▶ _EXERCISE TASK_: Can you write out all of the material below, word for word?

▶ _EXTRACTED DATA_:
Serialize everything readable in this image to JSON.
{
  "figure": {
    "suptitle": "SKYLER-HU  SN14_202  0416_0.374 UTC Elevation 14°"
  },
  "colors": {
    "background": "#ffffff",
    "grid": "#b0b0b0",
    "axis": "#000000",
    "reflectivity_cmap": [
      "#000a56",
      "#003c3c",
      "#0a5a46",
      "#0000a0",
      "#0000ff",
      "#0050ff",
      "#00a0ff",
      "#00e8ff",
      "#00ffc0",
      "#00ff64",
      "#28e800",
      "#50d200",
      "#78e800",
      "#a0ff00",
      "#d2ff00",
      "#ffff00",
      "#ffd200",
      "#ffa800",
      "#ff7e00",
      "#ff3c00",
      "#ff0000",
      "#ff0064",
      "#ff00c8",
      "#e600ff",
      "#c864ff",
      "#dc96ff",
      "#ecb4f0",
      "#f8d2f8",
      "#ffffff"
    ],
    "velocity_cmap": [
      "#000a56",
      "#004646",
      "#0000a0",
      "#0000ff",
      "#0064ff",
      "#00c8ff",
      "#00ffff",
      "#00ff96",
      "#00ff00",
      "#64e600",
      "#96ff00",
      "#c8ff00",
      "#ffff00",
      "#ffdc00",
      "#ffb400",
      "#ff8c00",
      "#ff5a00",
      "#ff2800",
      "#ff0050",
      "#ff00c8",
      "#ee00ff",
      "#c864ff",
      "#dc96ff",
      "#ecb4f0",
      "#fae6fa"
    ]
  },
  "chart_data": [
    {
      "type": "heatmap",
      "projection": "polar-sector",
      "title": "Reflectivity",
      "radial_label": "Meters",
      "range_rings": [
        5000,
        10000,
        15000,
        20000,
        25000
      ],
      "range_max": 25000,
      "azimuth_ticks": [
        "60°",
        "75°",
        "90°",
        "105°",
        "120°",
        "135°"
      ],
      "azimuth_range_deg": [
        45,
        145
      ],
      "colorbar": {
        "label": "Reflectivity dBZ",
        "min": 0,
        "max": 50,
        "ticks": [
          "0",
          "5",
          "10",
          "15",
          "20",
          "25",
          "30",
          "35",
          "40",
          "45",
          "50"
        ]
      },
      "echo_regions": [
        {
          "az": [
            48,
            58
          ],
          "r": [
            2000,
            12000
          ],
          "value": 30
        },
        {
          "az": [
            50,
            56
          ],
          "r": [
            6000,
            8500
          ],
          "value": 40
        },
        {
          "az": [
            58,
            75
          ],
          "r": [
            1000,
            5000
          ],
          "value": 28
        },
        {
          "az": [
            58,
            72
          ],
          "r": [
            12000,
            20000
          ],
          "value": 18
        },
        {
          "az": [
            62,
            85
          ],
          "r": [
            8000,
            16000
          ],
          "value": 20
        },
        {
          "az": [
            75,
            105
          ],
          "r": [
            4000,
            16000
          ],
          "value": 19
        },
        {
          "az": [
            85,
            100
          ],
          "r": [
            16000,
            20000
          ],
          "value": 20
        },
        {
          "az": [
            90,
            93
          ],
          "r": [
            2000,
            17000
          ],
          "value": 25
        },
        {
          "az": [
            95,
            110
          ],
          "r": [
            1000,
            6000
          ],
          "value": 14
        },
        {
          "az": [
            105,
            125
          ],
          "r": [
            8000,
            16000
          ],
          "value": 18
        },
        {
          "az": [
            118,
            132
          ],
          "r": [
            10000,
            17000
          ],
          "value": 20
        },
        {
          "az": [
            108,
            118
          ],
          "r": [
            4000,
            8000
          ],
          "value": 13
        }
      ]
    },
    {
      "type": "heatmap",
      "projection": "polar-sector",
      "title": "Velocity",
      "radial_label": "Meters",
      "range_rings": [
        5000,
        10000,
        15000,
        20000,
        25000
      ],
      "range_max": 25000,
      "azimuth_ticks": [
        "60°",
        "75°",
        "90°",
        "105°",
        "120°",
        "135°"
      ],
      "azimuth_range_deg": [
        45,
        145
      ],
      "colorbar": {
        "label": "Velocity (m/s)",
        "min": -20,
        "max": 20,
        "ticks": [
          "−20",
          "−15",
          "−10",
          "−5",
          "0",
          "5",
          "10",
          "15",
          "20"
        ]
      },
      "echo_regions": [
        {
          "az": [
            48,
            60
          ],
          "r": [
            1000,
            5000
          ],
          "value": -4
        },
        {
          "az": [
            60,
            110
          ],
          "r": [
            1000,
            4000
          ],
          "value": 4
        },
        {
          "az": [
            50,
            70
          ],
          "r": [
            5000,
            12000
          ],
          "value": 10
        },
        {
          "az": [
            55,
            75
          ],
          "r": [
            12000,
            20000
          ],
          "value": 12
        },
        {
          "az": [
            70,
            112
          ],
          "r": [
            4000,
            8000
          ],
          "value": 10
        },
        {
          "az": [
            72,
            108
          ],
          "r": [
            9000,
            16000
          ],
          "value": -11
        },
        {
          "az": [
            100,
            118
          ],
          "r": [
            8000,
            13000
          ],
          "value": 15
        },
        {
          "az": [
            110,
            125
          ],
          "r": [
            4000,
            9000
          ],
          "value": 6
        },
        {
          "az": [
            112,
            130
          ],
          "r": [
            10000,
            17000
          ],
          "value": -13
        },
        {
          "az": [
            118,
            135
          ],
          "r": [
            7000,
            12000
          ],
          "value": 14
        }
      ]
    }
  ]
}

▶ _RESPONSE TO THE TASK_:
Serialize everything readable in this image to JSON.
{
  "figure": {
    "suptitle": "SKYLER-HU  SN14_202  0416_0.374 UTC Elevation 14°"
  },
  "colors": {
    "background": "#ffffff",
    "grid": "#b0b0b0",
    "axis": "#000000",
    "reflectivity_cmap": [
      "#000a56",
      "#003c3c",
      "#0a5a46",
      "#0000a0",
      "#0000ff",
      "#0050ff",
      "#00a0ff",
      "#00e8ff",
      "#00ffc0",
      "#00ff64",
      "#28e800",
      "#50d200",
      "#78e800",
      "#a0ff00",
      "#d2ff00",
      "#ffff00",
      "#ffd200",
      "#ffa800",
      "#ff7e00",
      "#ff3c00",
      "#ff0000",
      "#ff0064",
      "#ff00c8",
      "#e600ff",
      "#c864ff",
      "#dc96ff",
      "#ecb4f0",
      "#f8d2f8",
      "#ffffff"
    ],
    "velocity_cmap": [
      "#000a56",
      "#004646",
      "#0000a0",
      "#0000ff",
      "#0064ff",
      "#00c8ff",
      "#00ffff",
      "#00ff96",
      "#00ff00",
      "#64e600",
      "#96ff00",
      "#c8ff00",
      "#ffff00",
      "#ffdc00",
      "#ffb400",
      "#ff8c00",
      "#ff5a00",
      "#ff2800",
      "#ff0050",
      "#ff00c8",
      "#ee00ff",
      "#c864ff",
      "#dc96ff",
      "#ecb4f0",
      "#fae6fa"
    ]
  },
  "chart_data": [
    {
      "type": "heatmap",
      "projection": "polar-sector",
      "title": "Reflectivity",
      "radial_label": "Meters",
      "range_rings": [
        5000,
        10000,
        15000,
        20000,
        25000
      ],
      "range_max": 25000,
      "azimuth_ticks": [
        "60°",
        "75°",
        "90°",
        "105°",
        "120°",
        "135°"
      ],
      "azimuth_range_deg": [
        45,
        145
      ],
      "colorbar": {
        "label": "Reflectivity dBZ",
        "min": 0,
        "max": 50,
        "ticks": [
          "0",
          "5",
          "10",
          "15",
          "20",
          "25",
          "30",
          "35",
          "40",
          "45",
          "50"
        ]
      },
      "echo_regions": [
        {
          "az": [
            48,
            58
          ],
          "r": [
            2000,
            12000
          ],
          "value": 30
        },
        {
          "az": [
            50,
            56
          ],
          "r": [
            6000,
            8500
          ],
          "value": 40
        },
        {
          "az": [
            58,
            75
          ],
          "r": [
            1000,
            5000
          ],
          "value": 28
        },
        {
          "az": [
            58,
            72
          ],
          "r": [
            12000,
            20000
          ],
          "value": 18
        },
        {
          "az": [
            62,
            85
          ],
          "r": [
            8000,
            16000
          ],
          "value": 20
        },
        {
          "az": [
            75,
            105
          ],
          "r": [
            4000,
            16000
          ],
          "value": 19
        },
        {
          "az": [
            85,
            100
          ],
          "r": [
            16000,
            20000
          ],
          "value": 20
        },
        {
          "az": [
            90,
            93
          ],
          "r": [
            2000,
            17000
          ],
          "value": 25
        },
        {
          "az": [
            95,
            110
          ],
          "r": [
            1000,
            6000
          ],
          "value": 14
        },
        {
          "az": [
            105,
            125
          ],
          "r": [
            8000,
            16000
          ],
          "value": 18
        },
        {
          "az": [
            118,
            132
          ],
          "r": [
            10000,
            17000
          ],
          "value": 20
        },
        {
          "az": [
            108,
            118
          ],
          "r": [
            4000,
            8000
          ],
          "value": 13
        }
      ]
    },
    {
      "type": "heatmap",
      "projection": "polar-sector",
      "title": "Velocity",
      "radial_label": "Meters",
      "range_rings": [
        5000,
        10000,
        15000,
        20000,
        25000
      ],
      "range_max": 25000,
      "azimuth_ticks": [
        "60°",
        "75°",
        "90°",
        "105°",
        "120°",
        "135°"
      ],
      "azimuth_range_deg": [
        45,
        145
      ],
      "colorbar": {
        "label": "Velocity (m/s)",
        "min": -20,
        "max": 20,
        "ticks": [
          "−20",
          "−15",
          "−10",
          "−5",
          "0",
          "5",
          "10",
          "15",
          "20"
        ]
      },
      "echo_regions": [
        {
          "az": [
            48,
            60
          ],
          "r": [
            1000,
            5000
          ],
          "value": -4
        },
        {
          "az": [
            60,
            110
          ],
          "r": [
            1000,
            4000
          ],
          "value": 4
        },
        {
          "az": [
            50,
            70
          ],
          "r": [
            5000,
            12000
          ],
          "value": 10
        },
        {
          "az": [
            55,
            75
          ],
          "r": [
            12000,
            20000
          ],
          "value": 12
        },
        {
          "az": [
            70,
            112
          ],
          "r": [
            4000,
            8000
          ],
          "value": 10
        },
        {
          "az": [
            72,
            108
          ],
          "r": [
            9000,
            16000
          ],
          "value": -11
        },
        {
          "az": [
            100,
            118
          ],
          "r": [
            8000,
            13000
          ],
          "value": 15
        },
        {
          "az": [
            110,
            125
          ],
          "r": [
            4000,
            9000
          ],
          "value": 6
        },
        {
          "az": [
            112,
            130
          ],
          "r": [
            10000,
            17000
          ],
          "value": -13
        },
        {
          "az": [
            118,
            135
          ],
          "r": [
            7000,
            12000
          ],
          "value": 14
        }
      ]
    }
  ]
}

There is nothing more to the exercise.